Stored rows
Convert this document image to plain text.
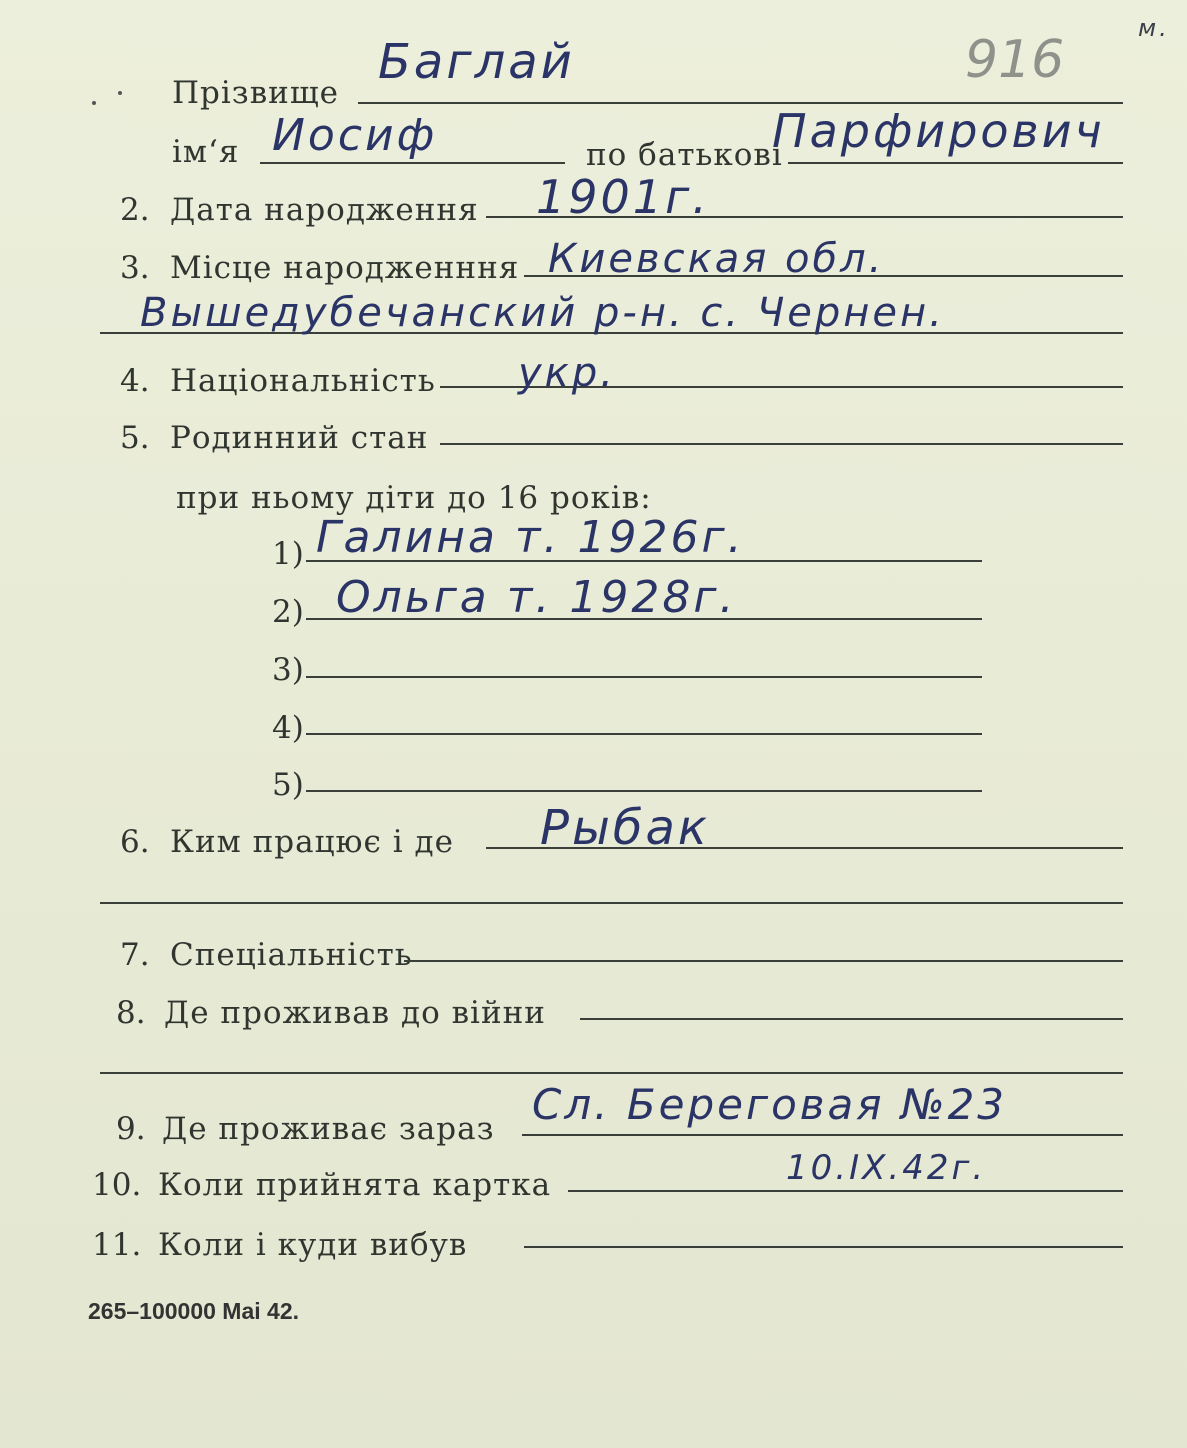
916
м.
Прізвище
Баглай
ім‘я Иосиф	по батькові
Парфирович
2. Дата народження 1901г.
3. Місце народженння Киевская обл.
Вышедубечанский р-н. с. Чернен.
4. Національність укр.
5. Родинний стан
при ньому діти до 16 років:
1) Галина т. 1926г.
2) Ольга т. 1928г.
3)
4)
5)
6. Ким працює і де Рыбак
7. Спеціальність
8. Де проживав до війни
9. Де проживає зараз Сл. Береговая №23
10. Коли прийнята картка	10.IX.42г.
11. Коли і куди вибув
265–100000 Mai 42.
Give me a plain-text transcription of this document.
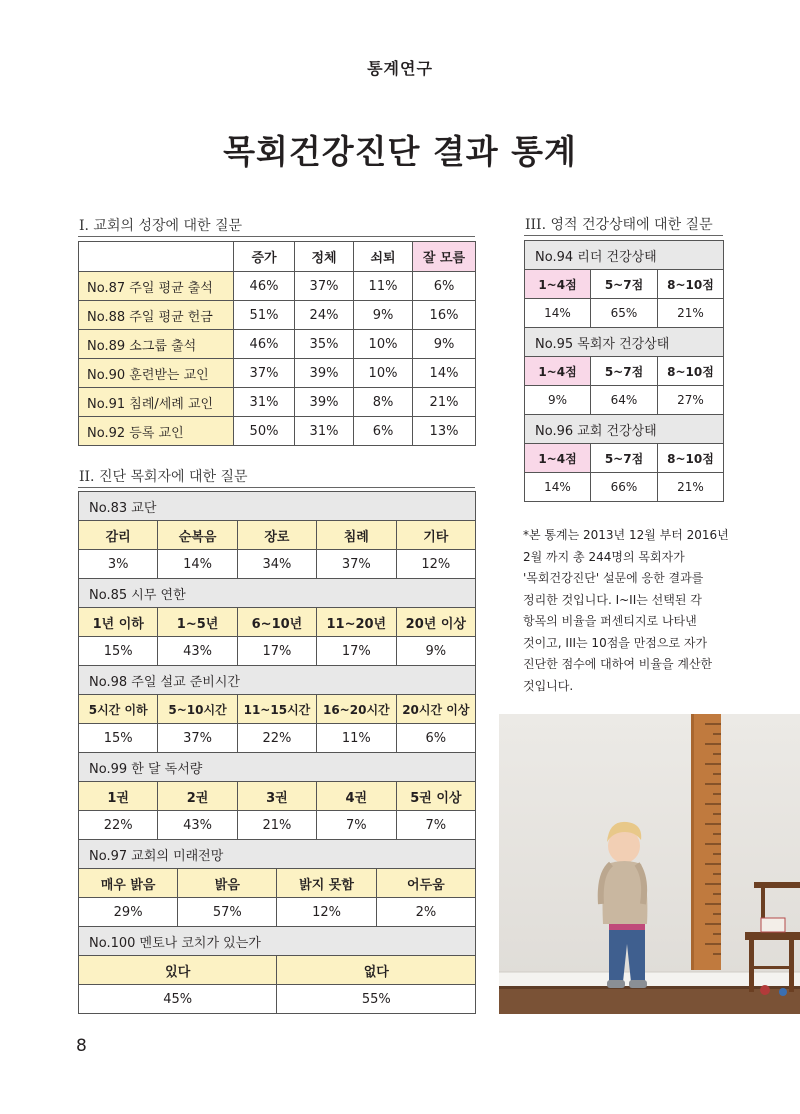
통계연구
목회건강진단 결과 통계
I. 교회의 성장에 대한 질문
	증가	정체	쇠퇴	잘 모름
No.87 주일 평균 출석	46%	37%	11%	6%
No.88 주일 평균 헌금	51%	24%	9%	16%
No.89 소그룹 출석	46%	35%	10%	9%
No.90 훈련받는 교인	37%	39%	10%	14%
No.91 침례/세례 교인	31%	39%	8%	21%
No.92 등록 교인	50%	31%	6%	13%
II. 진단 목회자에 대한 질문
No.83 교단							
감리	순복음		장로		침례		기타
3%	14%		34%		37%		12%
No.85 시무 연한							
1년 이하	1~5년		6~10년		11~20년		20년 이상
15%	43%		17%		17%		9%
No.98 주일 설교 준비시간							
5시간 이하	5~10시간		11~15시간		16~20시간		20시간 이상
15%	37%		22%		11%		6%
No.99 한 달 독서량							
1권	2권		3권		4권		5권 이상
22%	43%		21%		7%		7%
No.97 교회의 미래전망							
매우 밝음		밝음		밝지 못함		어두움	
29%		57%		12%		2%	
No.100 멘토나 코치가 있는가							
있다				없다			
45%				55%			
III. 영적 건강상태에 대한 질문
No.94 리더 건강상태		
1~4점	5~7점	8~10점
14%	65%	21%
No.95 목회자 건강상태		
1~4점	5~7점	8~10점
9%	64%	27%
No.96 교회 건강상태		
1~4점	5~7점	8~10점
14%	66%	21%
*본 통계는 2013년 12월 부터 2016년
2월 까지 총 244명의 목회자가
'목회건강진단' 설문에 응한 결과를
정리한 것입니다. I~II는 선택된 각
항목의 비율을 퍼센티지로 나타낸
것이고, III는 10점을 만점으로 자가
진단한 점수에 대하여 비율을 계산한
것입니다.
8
...
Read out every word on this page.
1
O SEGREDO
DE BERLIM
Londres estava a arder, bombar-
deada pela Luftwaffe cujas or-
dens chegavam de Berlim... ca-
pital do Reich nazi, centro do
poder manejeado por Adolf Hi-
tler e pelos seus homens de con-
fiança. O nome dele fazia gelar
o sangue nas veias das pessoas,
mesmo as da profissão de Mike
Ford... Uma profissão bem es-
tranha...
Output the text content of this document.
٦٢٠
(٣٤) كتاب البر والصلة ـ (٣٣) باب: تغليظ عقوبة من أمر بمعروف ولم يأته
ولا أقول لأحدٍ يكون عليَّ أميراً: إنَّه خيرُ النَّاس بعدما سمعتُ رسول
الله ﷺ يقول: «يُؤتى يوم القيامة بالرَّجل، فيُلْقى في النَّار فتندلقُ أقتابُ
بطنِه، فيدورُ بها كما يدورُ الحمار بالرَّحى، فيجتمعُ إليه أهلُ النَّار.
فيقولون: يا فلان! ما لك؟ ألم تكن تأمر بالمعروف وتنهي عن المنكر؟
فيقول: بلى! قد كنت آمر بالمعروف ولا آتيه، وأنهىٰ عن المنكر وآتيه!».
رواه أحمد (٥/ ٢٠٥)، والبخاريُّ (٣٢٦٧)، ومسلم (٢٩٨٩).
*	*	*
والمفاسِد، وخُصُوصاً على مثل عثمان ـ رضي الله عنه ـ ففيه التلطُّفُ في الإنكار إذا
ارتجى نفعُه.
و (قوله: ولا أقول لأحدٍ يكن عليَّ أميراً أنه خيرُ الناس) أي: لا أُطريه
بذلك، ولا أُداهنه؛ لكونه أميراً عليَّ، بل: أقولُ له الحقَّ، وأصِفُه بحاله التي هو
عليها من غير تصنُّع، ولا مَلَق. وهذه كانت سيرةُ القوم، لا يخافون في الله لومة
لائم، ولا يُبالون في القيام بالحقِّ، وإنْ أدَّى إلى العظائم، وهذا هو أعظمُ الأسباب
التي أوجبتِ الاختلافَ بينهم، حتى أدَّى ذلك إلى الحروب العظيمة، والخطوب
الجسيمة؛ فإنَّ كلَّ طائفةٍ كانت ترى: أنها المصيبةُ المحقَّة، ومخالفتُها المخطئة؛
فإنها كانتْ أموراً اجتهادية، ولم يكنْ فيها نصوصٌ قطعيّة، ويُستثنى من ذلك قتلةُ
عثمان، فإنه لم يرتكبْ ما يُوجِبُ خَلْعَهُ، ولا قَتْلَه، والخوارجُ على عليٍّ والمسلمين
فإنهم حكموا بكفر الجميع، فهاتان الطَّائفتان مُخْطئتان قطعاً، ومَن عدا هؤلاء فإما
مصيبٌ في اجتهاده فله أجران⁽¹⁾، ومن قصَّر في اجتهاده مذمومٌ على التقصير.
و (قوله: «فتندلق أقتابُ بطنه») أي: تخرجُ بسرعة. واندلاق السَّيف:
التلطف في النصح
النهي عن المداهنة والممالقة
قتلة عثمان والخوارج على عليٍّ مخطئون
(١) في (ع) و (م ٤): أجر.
--
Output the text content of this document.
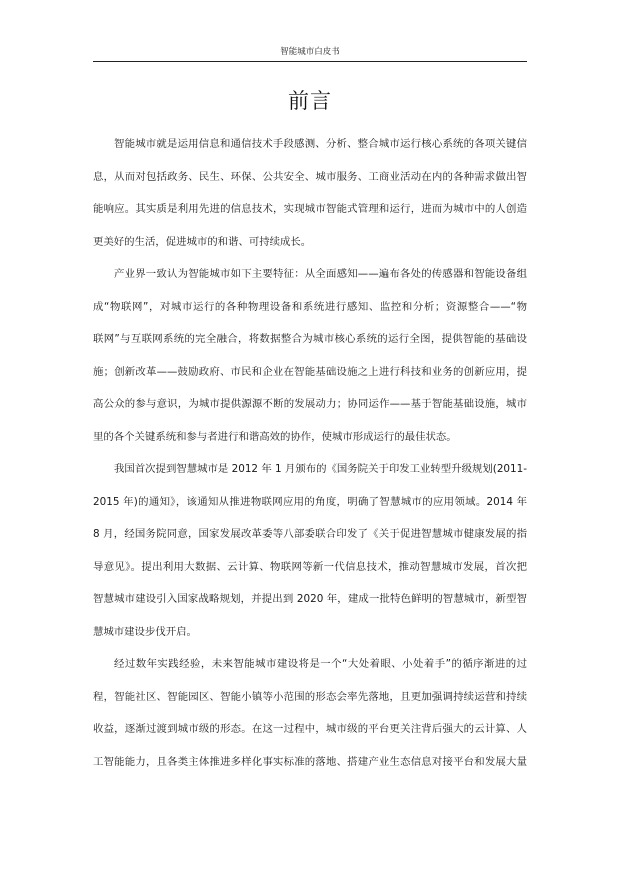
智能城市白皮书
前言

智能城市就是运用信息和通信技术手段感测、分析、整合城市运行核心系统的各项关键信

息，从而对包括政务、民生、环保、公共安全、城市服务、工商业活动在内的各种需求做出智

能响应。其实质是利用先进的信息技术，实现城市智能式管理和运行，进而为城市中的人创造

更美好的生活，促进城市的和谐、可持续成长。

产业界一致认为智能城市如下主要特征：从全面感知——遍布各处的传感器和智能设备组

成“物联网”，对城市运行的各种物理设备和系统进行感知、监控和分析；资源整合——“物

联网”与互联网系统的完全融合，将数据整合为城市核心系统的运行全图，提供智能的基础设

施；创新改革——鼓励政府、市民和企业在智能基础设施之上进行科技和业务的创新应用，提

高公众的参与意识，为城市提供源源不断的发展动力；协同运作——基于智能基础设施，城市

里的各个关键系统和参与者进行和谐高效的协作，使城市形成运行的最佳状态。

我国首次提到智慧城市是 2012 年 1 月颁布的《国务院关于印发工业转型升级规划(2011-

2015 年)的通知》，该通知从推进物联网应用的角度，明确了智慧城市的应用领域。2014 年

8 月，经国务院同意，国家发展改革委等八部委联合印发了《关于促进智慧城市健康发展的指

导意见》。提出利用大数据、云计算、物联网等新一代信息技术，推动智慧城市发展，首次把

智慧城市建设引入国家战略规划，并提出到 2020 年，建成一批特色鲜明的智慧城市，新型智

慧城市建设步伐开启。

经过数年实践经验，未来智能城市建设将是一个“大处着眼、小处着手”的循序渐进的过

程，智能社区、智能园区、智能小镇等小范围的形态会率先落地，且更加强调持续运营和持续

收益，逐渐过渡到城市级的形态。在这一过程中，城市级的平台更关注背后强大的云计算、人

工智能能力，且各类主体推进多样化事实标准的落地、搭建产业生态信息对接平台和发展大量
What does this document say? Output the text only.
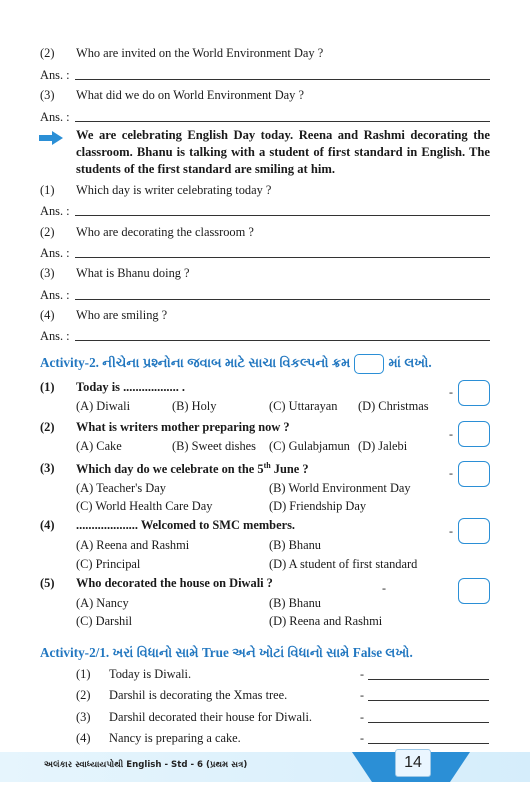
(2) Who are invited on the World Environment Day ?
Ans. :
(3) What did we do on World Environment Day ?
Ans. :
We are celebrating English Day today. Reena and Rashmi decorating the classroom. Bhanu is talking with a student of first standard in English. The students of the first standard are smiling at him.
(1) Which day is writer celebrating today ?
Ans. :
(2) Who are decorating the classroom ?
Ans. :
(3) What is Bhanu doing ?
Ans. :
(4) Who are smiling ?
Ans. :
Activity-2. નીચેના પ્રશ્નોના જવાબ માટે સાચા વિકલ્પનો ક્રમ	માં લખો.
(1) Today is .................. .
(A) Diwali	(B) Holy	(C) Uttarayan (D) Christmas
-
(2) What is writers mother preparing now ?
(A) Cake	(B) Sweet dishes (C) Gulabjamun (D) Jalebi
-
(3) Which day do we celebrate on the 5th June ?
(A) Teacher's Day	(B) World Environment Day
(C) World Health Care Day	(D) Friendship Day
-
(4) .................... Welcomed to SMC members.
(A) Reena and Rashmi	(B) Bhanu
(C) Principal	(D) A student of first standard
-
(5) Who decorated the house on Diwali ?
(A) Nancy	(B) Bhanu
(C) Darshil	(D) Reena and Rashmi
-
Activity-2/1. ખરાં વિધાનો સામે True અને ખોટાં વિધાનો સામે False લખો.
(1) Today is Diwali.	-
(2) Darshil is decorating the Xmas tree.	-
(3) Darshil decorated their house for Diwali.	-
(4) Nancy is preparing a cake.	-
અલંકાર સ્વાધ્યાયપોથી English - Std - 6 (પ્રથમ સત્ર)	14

What is asked
Sift the material for lines with the string "standard". Copy each one found.

Exercise answer
We are celebrating English Day today. Reena and Rashmi decorating the classroom. Bhanu is talking with a student of first standard in English. The students of the first standard are smiling at him.
(C) Principal	(D) A student of first standard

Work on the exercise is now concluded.